REQUIRED WORK –
Using the data below, copy every line that contains the word "chuáng".

RECORD EXCERPTS –

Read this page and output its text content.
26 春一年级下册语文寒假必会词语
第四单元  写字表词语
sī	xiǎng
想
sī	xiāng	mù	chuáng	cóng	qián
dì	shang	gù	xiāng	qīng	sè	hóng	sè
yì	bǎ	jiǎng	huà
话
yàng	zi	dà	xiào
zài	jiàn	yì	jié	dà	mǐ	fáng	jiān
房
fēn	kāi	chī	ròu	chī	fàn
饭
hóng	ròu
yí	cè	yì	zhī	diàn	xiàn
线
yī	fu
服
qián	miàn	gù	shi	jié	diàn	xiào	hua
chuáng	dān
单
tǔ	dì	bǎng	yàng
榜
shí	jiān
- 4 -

ANSWER IN FULL –
sī	xiāng	mù	chuáng	cóng	qián
chuáng	dān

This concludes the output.